Rows from a figure dataset:
-- Start --

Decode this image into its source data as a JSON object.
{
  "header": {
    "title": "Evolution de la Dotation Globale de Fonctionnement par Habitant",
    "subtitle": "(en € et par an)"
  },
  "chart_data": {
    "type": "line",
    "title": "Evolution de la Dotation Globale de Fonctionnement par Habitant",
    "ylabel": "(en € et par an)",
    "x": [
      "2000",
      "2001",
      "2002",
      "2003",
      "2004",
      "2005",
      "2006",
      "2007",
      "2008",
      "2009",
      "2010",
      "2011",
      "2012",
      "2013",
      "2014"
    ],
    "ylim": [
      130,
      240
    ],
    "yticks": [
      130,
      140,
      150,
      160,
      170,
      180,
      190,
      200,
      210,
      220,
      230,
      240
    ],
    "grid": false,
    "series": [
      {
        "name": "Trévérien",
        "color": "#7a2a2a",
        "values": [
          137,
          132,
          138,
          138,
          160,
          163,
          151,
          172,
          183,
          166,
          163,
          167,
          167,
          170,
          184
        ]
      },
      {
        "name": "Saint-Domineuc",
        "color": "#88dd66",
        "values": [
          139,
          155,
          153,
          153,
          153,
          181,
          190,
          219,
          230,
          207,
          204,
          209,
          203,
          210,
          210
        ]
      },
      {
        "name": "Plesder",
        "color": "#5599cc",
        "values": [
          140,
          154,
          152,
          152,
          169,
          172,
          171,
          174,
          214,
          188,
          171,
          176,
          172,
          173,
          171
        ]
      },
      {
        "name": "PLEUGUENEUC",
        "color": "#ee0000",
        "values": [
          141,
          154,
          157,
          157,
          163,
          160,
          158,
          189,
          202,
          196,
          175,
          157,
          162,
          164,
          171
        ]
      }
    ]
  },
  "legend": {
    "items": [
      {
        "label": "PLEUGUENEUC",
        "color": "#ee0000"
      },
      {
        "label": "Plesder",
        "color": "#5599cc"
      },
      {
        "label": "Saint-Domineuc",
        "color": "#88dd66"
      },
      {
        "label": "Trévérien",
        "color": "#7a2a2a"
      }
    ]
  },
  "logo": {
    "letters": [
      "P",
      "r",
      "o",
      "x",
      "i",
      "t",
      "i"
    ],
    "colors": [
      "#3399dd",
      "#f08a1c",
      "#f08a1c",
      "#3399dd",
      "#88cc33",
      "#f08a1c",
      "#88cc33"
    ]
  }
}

-- End --

Given task
Write the whole listing out again. Keep every line exactly as it is.

Exercise result
Decode this image into its source data as a JSON object.
{
  "header": {
    "title": "Evolution de la Dotation Globale de Fonctionnement par Habitant",
    "subtitle": "(en € et par an)"
  },
  "chart_data": {
    "type": "line",
    "title": "Evolution de la Dotation Globale de Fonctionnement par Habitant",
    "ylabel": "(en € et par an)",
    "x": [
      "2000",
      "2001",
      "2002",
      "2003",
      "2004",
      "2005",
      "2006",
      "2007",
      "2008",
      "2009",
      "2010",
      "2011",
      "2012",
      "2013",
      "2014"
    ],
    "ylim": [
      130,
      240
    ],
    "yticks": [
      130,
      140,
      150,
      160,
      170,
      180,
      190,
      200,
      210,
      220,
      230,
      240
    ],
    "grid": false,
    "series": [
      {
        "name": "Trévérien",
        "color": "#7a2a2a",
        "values": [
          137,
          132,
          138,
          138,
          160,
          163,
          151,
          172,
          183,
          166,
          163,
          167,
          167,
          170,
          184
        ]
      },
      {
        "name": "Saint-Domineuc",
        "color": "#88dd66",
        "values": [
          139,
          155,
          153,
          153,
          153,
          181,
          190,
          219,
          230,
          207,
          204,
          209,
          203,
          210,
          210
        ]
      },
      {
        "name": "Plesder",
        "color": "#5599cc",
        "values": [
          140,
          154,
          152,
          152,
          169,
          172,
          171,
          174,
          214,
          188,
          171,
          176,
          172,
          173,
          171
        ]
      },
      {
        "name": "PLEUGUENEUC",
        "color": "#ee0000",
        "values": [
          141,
          154,
          157,
          157,
          163,
          160,
          158,
          189,
          202,
          196,
          175,
          157,
          162,
          164,
          171
        ]
      }
    ]
  },
  "legend": {
    "items": [
      {
        "label": "PLEUGUENEUC",
        "color": "#ee0000"
      },
      {
        "label": "Plesder",
        "color": "#5599cc"
      },
      {
        "label": "Saint-Domineuc",
        "color": "#88dd66"
      },
      {
        "label": "Trévérien",
        "color": "#7a2a2a"
      }
    ]
  },
  "logo": {
    "letters": [
      "P",
      "r",
      "o",
      "x",
      "i",
      "t",
      "i"
    ],
    "colors": [
      "#3399dd",
      "#f08a1c",
      "#f08a1c",
      "#3399dd",
      "#88cc33",
      "#f08a1c",
      "#88cc33"
    ]
  }
}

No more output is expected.